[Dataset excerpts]

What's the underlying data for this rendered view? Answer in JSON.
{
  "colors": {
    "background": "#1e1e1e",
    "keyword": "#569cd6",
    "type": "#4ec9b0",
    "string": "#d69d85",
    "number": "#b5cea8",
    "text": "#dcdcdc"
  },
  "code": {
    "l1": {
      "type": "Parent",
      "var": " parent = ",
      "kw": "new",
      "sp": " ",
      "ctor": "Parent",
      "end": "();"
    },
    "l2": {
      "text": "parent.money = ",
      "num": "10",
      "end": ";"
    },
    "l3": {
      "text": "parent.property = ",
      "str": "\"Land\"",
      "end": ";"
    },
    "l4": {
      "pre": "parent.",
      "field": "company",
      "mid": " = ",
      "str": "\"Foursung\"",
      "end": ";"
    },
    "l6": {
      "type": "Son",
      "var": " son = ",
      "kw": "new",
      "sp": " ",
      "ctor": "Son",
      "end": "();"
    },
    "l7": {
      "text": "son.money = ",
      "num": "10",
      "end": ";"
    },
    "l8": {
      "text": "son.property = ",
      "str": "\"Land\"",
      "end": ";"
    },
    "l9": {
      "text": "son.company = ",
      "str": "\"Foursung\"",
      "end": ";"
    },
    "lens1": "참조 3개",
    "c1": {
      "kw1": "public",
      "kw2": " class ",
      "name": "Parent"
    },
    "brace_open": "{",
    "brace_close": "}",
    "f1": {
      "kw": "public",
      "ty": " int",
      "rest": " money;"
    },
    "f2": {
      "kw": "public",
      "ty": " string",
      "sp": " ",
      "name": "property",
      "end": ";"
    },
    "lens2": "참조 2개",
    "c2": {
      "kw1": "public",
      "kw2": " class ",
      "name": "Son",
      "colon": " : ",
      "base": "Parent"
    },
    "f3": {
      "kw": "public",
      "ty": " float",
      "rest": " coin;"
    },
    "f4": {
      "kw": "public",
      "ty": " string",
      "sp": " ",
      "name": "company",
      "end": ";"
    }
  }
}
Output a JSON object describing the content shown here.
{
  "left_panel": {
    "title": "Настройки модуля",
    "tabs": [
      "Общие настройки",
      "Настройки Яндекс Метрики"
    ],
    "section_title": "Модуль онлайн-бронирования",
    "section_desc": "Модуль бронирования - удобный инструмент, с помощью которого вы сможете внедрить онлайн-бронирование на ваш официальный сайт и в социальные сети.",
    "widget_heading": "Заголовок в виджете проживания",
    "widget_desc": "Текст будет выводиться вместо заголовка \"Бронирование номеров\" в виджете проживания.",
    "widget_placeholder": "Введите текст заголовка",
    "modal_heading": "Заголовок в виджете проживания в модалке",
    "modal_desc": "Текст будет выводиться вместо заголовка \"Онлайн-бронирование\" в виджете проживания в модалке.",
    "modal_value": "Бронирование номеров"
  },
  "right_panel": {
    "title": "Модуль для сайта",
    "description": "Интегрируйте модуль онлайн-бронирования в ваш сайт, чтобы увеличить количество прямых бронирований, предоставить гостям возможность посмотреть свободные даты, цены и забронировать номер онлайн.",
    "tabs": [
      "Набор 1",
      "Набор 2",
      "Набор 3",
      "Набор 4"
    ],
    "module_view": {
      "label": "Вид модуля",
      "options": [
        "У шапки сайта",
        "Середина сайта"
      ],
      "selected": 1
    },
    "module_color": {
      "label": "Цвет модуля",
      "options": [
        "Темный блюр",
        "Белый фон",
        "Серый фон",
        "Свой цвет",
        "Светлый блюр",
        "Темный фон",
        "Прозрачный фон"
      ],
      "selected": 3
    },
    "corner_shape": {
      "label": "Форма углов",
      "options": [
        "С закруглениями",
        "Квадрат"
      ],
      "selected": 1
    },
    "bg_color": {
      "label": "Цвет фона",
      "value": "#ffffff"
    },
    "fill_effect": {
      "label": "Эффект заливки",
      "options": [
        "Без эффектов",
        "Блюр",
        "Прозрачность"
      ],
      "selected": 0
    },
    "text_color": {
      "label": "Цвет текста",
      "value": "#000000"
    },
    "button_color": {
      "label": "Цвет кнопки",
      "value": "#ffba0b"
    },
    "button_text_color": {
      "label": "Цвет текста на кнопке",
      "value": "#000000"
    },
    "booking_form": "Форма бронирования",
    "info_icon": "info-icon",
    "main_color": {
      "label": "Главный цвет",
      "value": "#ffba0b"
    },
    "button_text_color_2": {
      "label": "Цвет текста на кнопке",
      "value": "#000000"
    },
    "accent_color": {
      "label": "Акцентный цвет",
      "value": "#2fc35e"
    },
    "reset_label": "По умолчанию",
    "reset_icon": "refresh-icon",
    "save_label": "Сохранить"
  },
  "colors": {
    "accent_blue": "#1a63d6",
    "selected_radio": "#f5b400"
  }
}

- [SET PROBLEM]
Where does the word "виджете" appear? Return each line that holds it.

- [FINAL RESULT]
    "widget_heading": "Заголовок в виджете проживания",
    "widget_desc": "Текст будет выводиться вместо заголовка \"Бронирование номеров\" в виджете проживания.",
    "modal_heading": "Заголовок в виджете проживания в модалке",
    "modal_desc": "Текст будет выводиться вместо заголовка \"Онлайн-бронирование\" в виджете проживания в модалке.",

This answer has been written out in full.